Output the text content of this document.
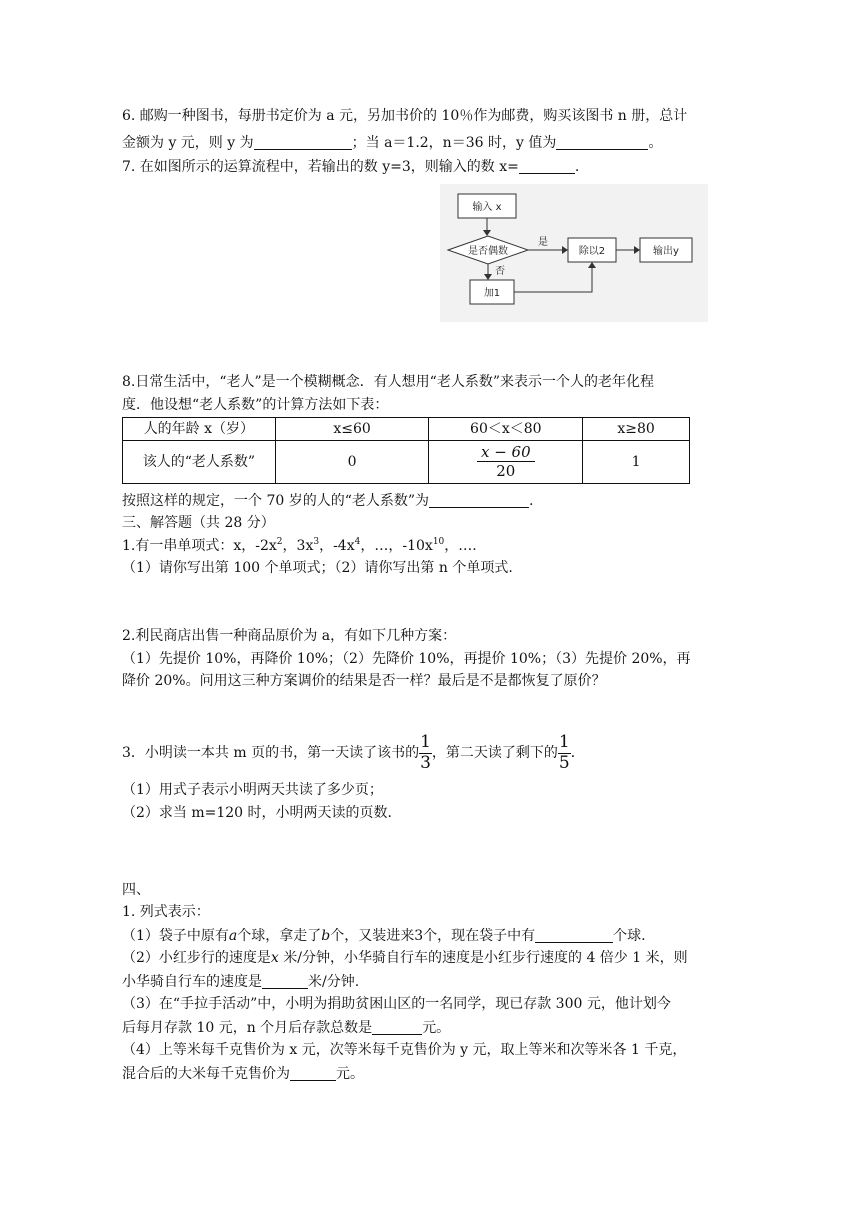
6. 邮购一种图书，每册书定价为 a 元，另加书价的 10％作为邮费，购买该图书 n 册，总计
金额为 y 元，则 y 为	；当 a＝1.2，n＝36 时，y 值为	。
7. 在如图所示的运算流程中，若输出的数 y=3，则输入的数 x=	.
输入 x
是否偶数
是
除以2	输出y
否
加1
8.日常生活中，“老人”是一个模糊概念．有人想用“老人系数”来表示一个人的老年化程
度．他设想“老人系数”的计算方法如下表：
人的年龄 x（岁）	x≤60	60＜x＜80	x≥80
该人的“老人系数”	0	$\frac{x - 60}{20}$	1
按照这样的规定，一个 70 岁的人的“老人系数”为	.
三、解答题（共 28 分）
1.有一串单项式：x，$-2x^2$，$3x^3$，$-4x^4$，…，$-10x^{10}$，….
（1）请你写出第 100 个单项式；（2）请你写出第 n 个单项式.
2.利民商店出售一种商品原价为 a，有如下几种方案：
（1）先提价 10%，再降价 10%；（2）先降价 10%，再提价 10%；（3）先提价 20%，再
降价 20%。问用这三种方案调价的结果是否一样？最后是不是都恢复了原价？
3．小明读一本共 m 页的书，第一天读了该书的 $\frac{1}{3}$ ，第二天读了剩下的 $\frac{1}{5}$ ．
（1）用式子表示小明两天共读了多少页；
（2）求当 m=120 时，小明两天读的页数.
四、
1. 列式表示：
（1）袋子中原有a个球，拿走了b个，又装进来3个，现在袋子中有	个球.
（2）小红步行的速度是x 米/分钟，小华骑自行车的速度是小红步行速度的 4 倍少 1 米，则
小华骑自行车的速度是	米/分钟.
（3）在“手拉手活动”中，小明为捐助贫困山区的一名同学，现已存款 300 元，他计划今
后每月存款 10 元，n 个月后存款总数是	元。
（4）上等米每千克售价为 x 元，次等米每千克售价为 y 元，取上等米和次等米各 1 千克，
混合后的大米每千克售价为	元。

▸ **Task requirements**:
Go through the listing above and return every line where the word "老人系数" occurs.

▸ **Reply to the exercise**:
8.日常生活中，“老人”是一个模糊概念．有人想用“老人系数”来表示一个人的老年化程
度．他设想“老人系数”的计算方法如下表：
该人的“老人系数”	0	$\frac{x - 60}{20}$	1
按照这样的规定，一个 70 岁的人的“老人系数”为	.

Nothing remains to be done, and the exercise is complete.